Task prompt
Each line containing the word "triangle" needs to be copied.

Extracted records
* * * * * * *

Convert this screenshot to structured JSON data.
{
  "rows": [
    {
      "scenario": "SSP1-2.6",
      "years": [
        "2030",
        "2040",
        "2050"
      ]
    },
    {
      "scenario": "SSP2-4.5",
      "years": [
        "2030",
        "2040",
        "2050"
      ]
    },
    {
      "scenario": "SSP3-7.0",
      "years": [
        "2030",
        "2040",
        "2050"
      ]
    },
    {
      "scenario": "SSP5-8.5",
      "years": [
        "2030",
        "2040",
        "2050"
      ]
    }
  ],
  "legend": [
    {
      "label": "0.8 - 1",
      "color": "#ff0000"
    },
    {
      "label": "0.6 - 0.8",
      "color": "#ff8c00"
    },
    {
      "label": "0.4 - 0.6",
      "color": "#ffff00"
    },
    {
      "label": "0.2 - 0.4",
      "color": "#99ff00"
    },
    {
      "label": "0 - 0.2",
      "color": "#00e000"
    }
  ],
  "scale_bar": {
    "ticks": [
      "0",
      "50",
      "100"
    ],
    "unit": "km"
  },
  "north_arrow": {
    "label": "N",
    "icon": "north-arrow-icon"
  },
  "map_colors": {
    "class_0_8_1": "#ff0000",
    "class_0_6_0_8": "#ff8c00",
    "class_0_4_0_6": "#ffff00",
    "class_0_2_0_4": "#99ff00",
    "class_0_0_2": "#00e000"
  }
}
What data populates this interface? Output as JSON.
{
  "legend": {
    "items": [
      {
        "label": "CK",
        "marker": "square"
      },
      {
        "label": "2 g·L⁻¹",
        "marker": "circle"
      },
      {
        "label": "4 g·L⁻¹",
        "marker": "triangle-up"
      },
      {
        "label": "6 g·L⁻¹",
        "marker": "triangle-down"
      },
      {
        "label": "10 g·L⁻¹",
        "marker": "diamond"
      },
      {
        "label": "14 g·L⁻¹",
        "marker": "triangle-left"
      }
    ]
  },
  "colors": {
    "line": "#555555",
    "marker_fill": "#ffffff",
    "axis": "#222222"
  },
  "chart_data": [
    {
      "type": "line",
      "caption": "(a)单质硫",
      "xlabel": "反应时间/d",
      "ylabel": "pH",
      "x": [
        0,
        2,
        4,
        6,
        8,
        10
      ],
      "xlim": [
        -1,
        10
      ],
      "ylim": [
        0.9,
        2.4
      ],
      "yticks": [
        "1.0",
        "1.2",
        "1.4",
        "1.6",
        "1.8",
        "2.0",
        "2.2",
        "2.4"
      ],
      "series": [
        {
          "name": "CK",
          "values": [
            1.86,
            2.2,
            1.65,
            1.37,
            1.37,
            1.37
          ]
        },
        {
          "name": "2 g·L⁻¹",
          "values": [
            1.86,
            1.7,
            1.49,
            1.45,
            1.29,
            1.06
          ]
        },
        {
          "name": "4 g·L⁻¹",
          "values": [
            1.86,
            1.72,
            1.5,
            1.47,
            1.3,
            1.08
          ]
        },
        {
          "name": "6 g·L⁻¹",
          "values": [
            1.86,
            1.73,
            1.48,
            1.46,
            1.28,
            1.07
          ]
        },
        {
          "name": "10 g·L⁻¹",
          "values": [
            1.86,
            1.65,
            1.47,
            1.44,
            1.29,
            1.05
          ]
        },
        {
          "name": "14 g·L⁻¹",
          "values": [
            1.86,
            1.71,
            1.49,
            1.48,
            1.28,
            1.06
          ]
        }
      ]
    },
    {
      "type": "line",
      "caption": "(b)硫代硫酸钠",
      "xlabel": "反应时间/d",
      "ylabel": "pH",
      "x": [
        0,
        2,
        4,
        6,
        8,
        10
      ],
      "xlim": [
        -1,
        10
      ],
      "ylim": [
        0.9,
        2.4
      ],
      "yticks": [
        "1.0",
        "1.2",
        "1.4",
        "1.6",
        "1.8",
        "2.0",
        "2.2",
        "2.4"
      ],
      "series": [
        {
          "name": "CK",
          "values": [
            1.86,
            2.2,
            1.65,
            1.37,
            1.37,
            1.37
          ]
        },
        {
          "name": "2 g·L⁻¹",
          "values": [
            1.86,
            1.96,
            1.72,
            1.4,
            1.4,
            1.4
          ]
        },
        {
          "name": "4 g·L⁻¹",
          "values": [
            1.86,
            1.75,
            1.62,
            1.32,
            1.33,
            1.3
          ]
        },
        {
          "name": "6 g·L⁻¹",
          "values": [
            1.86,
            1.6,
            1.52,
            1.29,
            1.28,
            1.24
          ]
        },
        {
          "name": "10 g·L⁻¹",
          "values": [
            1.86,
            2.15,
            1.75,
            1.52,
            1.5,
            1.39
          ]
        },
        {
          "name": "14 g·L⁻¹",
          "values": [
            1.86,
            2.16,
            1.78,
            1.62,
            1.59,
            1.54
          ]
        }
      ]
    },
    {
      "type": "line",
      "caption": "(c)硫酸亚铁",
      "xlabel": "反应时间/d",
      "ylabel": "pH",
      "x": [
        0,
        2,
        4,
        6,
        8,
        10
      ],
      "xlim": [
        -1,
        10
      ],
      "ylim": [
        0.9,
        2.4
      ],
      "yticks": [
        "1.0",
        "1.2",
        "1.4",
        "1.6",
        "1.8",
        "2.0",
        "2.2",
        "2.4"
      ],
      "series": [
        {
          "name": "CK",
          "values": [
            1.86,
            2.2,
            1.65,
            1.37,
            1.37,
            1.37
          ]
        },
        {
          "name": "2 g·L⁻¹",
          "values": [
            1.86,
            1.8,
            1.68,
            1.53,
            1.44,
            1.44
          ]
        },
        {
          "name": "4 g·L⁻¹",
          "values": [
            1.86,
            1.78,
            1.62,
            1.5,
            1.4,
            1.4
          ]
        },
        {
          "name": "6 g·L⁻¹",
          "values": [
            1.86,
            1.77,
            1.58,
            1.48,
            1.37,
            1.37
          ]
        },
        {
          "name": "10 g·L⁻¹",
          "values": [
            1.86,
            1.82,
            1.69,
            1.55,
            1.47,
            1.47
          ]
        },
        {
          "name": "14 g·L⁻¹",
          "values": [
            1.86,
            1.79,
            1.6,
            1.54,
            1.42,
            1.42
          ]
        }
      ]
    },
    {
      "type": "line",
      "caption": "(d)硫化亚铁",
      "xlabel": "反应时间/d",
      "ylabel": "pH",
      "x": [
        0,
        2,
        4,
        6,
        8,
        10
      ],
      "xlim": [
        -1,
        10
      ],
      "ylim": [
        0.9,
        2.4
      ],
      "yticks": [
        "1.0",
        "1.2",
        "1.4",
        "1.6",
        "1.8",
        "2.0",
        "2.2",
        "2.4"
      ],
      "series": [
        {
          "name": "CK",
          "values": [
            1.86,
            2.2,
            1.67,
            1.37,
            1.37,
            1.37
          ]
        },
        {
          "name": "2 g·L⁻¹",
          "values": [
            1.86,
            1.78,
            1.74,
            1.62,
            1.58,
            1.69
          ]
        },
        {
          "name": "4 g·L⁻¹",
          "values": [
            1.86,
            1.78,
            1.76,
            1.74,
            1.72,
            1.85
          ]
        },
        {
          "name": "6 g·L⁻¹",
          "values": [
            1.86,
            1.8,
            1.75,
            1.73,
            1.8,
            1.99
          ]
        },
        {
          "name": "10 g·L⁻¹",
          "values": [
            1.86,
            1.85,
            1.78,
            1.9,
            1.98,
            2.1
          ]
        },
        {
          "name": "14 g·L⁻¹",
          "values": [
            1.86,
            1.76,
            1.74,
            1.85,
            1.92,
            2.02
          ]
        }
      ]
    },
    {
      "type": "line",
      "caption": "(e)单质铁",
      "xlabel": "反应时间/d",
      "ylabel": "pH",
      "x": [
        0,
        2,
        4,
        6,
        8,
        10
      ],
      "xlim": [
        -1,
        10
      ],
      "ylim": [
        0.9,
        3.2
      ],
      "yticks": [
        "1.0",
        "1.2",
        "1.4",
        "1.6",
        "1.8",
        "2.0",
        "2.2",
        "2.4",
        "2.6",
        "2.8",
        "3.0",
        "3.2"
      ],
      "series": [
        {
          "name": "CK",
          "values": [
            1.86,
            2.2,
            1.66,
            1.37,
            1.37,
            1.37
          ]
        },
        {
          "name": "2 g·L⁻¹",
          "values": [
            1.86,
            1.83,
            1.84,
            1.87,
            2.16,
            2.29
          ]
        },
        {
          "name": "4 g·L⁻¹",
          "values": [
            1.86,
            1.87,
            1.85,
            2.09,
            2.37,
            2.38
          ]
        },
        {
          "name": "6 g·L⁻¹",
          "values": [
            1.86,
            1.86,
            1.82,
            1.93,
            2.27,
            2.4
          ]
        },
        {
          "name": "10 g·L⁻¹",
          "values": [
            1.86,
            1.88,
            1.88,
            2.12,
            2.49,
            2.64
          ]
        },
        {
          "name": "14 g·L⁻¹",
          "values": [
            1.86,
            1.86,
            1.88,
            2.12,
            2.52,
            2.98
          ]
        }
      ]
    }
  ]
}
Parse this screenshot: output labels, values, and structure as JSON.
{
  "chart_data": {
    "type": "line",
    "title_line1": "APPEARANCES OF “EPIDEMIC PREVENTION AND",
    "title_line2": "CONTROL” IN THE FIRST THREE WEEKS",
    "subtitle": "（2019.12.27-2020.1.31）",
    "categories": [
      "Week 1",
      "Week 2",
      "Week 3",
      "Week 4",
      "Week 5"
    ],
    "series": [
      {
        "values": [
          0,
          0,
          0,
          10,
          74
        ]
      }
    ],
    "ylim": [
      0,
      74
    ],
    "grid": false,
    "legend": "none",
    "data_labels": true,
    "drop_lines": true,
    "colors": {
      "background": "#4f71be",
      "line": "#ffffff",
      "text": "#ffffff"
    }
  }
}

* * * * * * *

Output of the exercise
        "marker": "triangle-up"
        "marker": "triangle-down"
        "marker": "triangle-left"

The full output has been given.